WHAT NEEDS TO BE DONE = Write the data out again in full, with no departure from the original.

** start **

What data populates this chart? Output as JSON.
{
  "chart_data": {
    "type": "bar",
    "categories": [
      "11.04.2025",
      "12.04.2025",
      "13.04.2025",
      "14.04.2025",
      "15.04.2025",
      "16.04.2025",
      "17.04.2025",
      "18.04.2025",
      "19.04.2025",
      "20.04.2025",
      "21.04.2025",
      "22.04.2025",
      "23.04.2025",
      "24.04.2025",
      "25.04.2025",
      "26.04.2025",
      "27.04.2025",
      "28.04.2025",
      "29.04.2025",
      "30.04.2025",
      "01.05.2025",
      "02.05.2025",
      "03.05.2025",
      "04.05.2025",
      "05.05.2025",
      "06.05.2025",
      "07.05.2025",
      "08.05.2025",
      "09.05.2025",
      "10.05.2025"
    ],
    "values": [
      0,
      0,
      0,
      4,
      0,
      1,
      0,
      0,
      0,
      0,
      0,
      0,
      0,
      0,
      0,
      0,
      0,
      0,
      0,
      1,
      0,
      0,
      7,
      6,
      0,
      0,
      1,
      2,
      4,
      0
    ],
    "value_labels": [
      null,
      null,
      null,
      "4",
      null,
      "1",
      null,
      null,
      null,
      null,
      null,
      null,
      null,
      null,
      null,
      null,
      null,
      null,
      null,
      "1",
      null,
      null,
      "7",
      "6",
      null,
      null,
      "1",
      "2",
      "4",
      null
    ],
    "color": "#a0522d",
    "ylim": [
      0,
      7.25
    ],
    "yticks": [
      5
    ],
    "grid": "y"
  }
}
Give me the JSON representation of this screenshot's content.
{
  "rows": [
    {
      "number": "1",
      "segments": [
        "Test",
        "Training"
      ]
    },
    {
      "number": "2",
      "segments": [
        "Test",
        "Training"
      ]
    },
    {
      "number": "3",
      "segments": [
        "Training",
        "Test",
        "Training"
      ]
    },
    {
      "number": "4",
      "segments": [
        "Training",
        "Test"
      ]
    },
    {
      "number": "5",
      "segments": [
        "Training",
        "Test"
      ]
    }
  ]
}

** end **

OUTPUT OF THE TASK =
What data populates this chart? Output as JSON.
{
  "chart_data": {
    "type": "bar",
    "categories": [
      "11.04.2025",
      "12.04.2025",
      "13.04.2025",
      "14.04.2025",
      "15.04.2025",
      "16.04.2025",
      "17.04.2025",
      "18.04.2025",
      "19.04.2025",
      "20.04.2025",
      "21.04.2025",
      "22.04.2025",
      "23.04.2025",
      "24.04.2025",
      "25.04.2025",
      "26.04.2025",
      "27.04.2025",
      "28.04.2025",
      "29.04.2025",
      "30.04.2025",
      "01.05.2025",
      "02.05.2025",
      "03.05.2025",
      "04.05.2025",
      "05.05.2025",
      "06.05.2025",
      "07.05.2025",
      "08.05.2025",
      "09.05.2025",
      "10.05.2025"
    ],
    "values": [
      0,
      0,
      0,
      4,
      0,
      1,
      0,
      0,
      0,
      0,
      0,
      0,
      0,
      0,
      0,
      0,
      0,
      0,
      0,
      1,
      0,
      0,
      7,
      6,
      0,
      0,
      1,
      2,
      4,
      0
    ],
    "value_labels": [
      null,
      null,
      null,
      "4",
      null,
      "1",
      null,
      null,
      null,
      null,
      null,
      null,
      null,
      null,
      null,
      null,
      null,
      null,
      null,
      "1",
      null,
      null,
      "7",
      "6",
      null,
      null,
      "1",
      "2",
      "4",
      null
    ],
    "color": "#a0522d",
    "ylim": [
      0,
      7.25
    ],
    "yticks": [
      5
    ],
    "grid": "y"
  }
}
Give me the JSON representation of this screenshot's content.
{
  "rows": [
    {
      "number": "1",
      "segments": [
        "Test",
        "Training"
      ]
    },
    {
      "number": "2",
      "segments": [
        "Test",
        "Training"
      ]
    },
    {
      "number": "3",
      "segments": [
        "Training",
        "Test",
        "Training"
      ]
    },
    {
      "number": "4",
      "segments": [
        "Training",
        "Test"
      ]
    },
    {
      "number": "5",
      "segments": [
        "Training",
        "Test"
      ]
    }
  ]
}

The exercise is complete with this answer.